### What is needed
Count every line that has the word "frac". Give the number, without anything more.

### Supplied material
"""

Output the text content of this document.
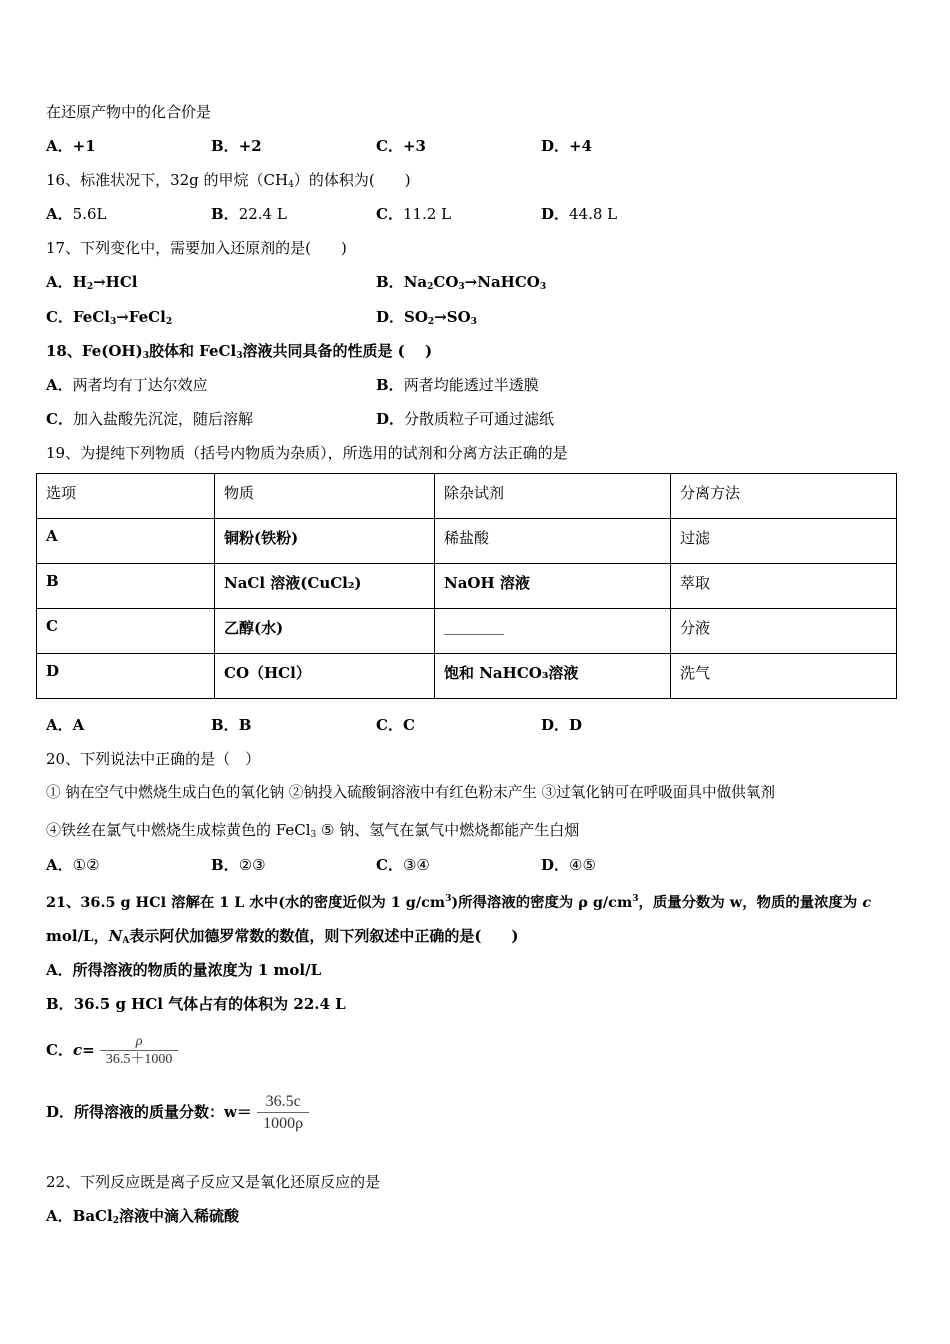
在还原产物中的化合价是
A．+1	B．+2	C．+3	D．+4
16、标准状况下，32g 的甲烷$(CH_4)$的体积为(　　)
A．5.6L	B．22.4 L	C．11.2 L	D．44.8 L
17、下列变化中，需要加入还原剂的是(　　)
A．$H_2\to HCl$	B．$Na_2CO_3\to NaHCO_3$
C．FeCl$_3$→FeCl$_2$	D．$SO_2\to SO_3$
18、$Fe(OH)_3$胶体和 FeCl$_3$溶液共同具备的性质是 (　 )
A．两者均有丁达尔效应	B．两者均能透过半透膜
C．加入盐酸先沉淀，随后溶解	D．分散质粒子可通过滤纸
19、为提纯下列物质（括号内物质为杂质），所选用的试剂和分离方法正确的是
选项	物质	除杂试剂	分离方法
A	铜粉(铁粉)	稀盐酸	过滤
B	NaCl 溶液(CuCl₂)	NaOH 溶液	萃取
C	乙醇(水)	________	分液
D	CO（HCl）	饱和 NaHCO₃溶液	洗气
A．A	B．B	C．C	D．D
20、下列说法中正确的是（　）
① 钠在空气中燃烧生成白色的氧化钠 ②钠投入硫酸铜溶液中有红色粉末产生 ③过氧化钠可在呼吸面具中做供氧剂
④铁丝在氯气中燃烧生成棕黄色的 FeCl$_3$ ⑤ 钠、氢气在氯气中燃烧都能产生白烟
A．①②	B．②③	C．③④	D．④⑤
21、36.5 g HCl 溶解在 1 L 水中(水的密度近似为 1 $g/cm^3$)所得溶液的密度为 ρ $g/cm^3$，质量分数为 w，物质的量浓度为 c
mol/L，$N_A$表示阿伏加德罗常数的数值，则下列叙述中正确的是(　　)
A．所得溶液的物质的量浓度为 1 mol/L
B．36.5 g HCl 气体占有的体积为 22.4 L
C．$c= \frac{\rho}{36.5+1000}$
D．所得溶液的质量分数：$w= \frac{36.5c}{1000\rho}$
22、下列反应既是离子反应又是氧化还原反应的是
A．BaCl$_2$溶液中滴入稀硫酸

"""
"""

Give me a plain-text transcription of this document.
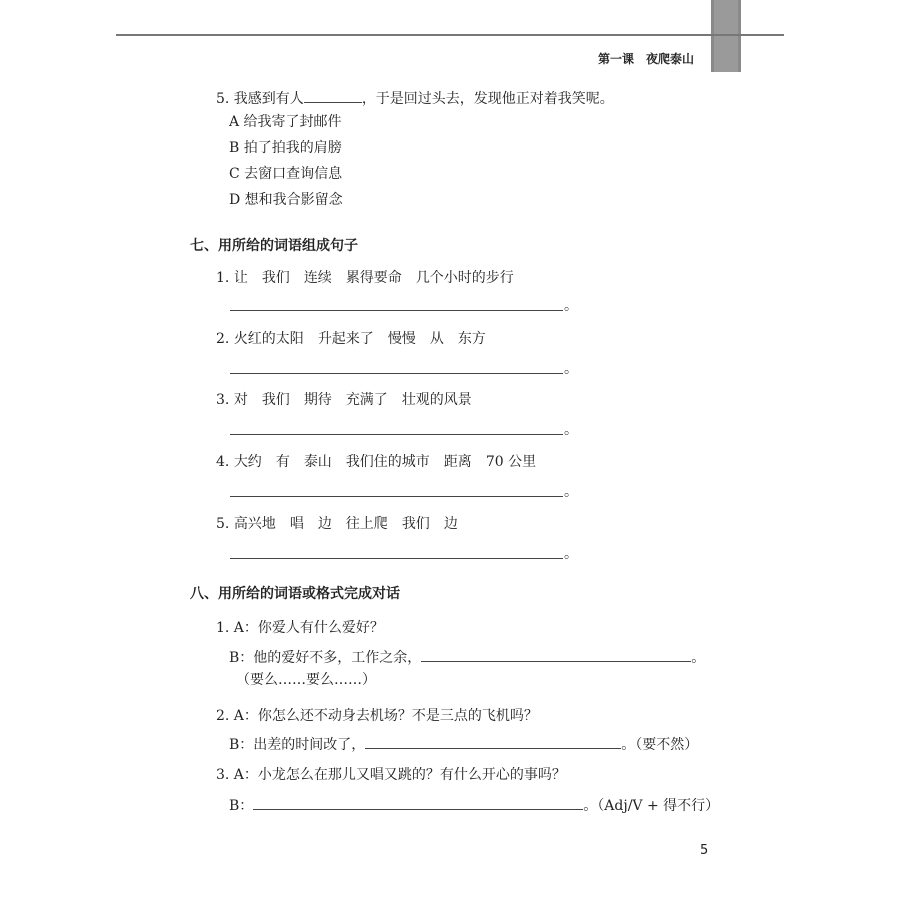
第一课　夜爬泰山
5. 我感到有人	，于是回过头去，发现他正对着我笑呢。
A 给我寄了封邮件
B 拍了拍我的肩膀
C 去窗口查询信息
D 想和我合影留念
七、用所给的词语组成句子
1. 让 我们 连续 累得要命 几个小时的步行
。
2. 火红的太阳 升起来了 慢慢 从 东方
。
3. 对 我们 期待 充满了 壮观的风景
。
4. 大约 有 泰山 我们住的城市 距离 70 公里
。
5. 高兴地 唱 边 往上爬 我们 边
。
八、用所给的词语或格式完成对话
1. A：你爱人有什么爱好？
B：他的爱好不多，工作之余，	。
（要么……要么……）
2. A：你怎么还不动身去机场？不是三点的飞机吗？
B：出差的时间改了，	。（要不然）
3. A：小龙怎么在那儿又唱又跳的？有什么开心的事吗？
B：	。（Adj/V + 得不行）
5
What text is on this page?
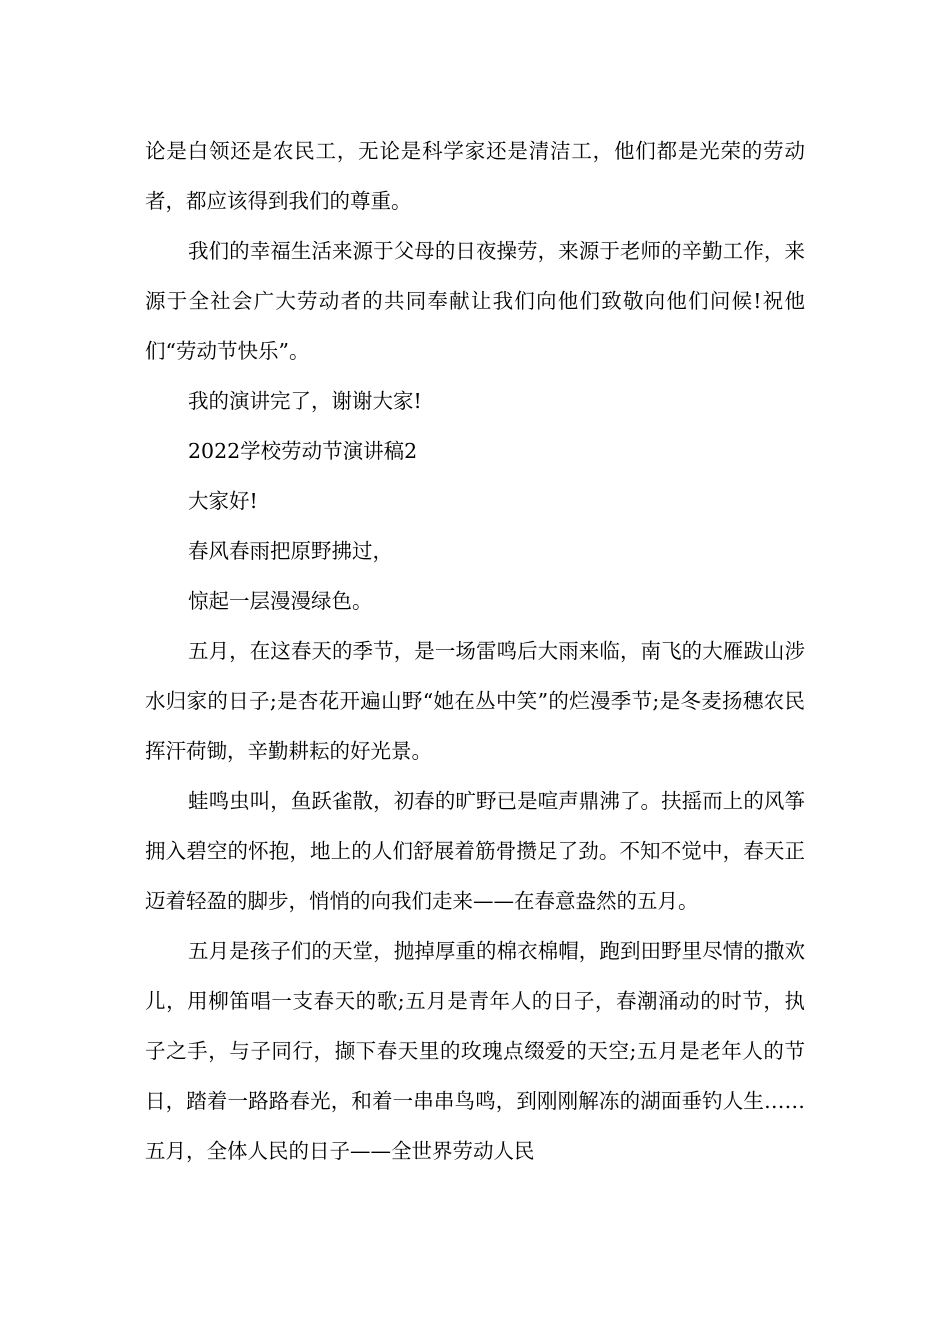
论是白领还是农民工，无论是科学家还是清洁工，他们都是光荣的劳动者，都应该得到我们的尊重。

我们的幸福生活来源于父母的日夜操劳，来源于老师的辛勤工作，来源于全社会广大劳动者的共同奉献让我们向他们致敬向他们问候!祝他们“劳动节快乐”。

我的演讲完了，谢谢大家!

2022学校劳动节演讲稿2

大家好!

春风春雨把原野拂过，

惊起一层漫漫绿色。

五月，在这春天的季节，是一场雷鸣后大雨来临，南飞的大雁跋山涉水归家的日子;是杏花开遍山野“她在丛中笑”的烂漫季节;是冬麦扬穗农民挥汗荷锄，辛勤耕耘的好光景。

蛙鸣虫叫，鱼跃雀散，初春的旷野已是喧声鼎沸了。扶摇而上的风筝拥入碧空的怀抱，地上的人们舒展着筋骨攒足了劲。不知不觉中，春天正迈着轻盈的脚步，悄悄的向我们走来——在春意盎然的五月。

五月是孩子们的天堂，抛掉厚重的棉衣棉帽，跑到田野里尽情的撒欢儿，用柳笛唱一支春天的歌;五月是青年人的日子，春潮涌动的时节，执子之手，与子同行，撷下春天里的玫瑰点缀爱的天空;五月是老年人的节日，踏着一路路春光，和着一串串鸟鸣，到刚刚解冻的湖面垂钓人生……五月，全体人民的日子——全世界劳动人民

"""

### Complete answer
2